Task goal
Spot every line with the word "this" and return it.

Task input
>> Start

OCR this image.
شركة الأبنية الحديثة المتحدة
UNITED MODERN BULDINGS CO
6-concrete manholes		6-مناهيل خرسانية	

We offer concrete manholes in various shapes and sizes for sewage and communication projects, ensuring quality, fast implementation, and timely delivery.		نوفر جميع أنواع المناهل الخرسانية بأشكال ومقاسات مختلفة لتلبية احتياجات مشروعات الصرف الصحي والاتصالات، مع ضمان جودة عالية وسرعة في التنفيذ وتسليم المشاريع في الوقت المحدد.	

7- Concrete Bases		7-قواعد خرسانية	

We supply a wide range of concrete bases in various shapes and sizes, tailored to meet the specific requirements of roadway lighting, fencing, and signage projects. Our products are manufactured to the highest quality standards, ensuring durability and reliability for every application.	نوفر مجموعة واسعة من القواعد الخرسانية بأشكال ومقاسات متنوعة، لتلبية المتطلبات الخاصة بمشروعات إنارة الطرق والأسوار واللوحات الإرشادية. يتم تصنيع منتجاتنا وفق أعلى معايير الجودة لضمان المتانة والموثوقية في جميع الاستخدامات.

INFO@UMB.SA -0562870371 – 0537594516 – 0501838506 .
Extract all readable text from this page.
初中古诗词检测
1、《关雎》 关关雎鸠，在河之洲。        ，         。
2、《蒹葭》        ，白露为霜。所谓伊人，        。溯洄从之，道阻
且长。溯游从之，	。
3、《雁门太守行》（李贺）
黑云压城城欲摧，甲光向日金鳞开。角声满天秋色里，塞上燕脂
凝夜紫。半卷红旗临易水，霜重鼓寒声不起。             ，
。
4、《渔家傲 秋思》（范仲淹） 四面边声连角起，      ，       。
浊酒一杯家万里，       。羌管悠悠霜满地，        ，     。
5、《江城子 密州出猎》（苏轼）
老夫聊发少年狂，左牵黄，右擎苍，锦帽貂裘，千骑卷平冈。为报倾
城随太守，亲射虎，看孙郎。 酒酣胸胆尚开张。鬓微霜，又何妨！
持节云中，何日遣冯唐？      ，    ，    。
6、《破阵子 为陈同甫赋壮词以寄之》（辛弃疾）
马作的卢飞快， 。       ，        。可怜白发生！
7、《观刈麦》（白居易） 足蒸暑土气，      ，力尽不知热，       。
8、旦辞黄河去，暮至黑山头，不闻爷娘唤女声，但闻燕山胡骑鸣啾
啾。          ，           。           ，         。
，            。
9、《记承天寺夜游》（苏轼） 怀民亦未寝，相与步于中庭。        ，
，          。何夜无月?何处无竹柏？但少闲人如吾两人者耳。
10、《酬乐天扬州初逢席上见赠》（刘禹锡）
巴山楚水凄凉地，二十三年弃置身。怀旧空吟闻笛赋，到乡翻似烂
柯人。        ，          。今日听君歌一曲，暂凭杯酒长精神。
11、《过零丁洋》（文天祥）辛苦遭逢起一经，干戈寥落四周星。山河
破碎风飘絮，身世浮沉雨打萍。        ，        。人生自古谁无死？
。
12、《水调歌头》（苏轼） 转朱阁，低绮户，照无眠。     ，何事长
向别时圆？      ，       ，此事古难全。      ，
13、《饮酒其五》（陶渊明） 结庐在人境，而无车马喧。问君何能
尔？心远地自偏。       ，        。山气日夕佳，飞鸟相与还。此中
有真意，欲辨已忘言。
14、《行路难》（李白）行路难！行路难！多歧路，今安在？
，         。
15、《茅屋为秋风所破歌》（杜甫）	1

>> End

The output
OCR this image.
Extract all readable text from this page.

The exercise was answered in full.